Instructions for the task: Produce an exact copy of all the records.

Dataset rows
# # # # # # #

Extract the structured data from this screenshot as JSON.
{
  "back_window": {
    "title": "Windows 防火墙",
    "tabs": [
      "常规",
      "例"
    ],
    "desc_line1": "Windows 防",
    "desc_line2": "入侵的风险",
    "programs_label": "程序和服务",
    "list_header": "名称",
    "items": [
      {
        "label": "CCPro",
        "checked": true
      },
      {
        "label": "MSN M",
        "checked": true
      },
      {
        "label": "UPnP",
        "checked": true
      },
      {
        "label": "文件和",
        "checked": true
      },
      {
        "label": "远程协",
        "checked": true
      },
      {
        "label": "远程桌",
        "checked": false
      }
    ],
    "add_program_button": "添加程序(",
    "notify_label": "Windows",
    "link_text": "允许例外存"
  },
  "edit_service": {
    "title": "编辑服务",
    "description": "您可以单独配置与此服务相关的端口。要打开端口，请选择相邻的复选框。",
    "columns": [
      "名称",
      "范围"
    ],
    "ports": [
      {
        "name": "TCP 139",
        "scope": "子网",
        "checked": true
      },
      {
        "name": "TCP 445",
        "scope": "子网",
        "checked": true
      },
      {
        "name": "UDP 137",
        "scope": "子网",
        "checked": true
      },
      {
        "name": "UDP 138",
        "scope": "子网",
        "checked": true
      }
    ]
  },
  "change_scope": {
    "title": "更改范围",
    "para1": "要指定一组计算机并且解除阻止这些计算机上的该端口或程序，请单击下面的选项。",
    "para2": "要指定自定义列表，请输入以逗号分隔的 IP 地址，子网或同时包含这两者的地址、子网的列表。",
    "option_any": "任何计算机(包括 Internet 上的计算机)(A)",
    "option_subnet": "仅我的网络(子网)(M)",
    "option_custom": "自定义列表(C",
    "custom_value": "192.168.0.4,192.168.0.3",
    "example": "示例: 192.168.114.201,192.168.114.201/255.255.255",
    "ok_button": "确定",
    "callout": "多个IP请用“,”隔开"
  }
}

# # # # # # #

Complete answer:
Extract the structured data from this screenshot as JSON.
{
  "back_window": {
    "title": "Windows 防火墙",
    "tabs": [
      "常规",
      "例"
    ],
    "desc_line1": "Windows 防",
    "desc_line2": "入侵的风险",
    "programs_label": "程序和服务",
    "list_header": "名称",
    "items": [
      {
        "label": "CCPro",
        "checked": true
      },
      {
        "label": "MSN M",
        "checked": true
      },
      {
        "label": "UPnP",
        "checked": true
      },
      {
        "label": "文件和",
        "checked": true
      },
      {
        "label": "远程协",
        "checked": true
      },
      {
        "label": "远程桌",
        "checked": false
      }
    ],
    "add_program_button": "添加程序(",
    "notify_label": "Windows",
    "link_text": "允许例外存"
  },
  "edit_service": {
    "title": "编辑服务",
    "description": "您可以单独配置与此服务相关的端口。要打开端口，请选择相邻的复选框。",
    "columns": [
      "名称",
      "范围"
    ],
    "ports": [
      {
        "name": "TCP 139",
        "scope": "子网",
        "checked": true
      },
      {
        "name": "TCP 445",
        "scope": "子网",
        "checked": true
      },
      {
        "name": "UDP 137",
        "scope": "子网",
        "checked": true
      },
      {
        "name": "UDP 138",
        "scope": "子网",
        "checked": true
      }
    ]
  },
  "change_scope": {
    "title": "更改范围",
    "para1": "要指定一组计算机并且解除阻止这些计算机上的该端口或程序，请单击下面的选项。",
    "para2": "要指定自定义列表，请输入以逗号分隔的 IP 地址，子网或同时包含这两者的地址、子网的列表。",
    "option_any": "任何计算机(包括 Internet 上的计算机)(A)",
    "option_subnet": "仅我的网络(子网)(M)",
    "option_custom": "自定义列表(C",
    "custom_value": "192.168.0.4,192.168.0.3",
    "example": "示例: 192.168.114.201,192.168.114.201/255.255.255",
    "ok_button": "确定",
    "callout": "多个IP请用“,”隔开"
  }
}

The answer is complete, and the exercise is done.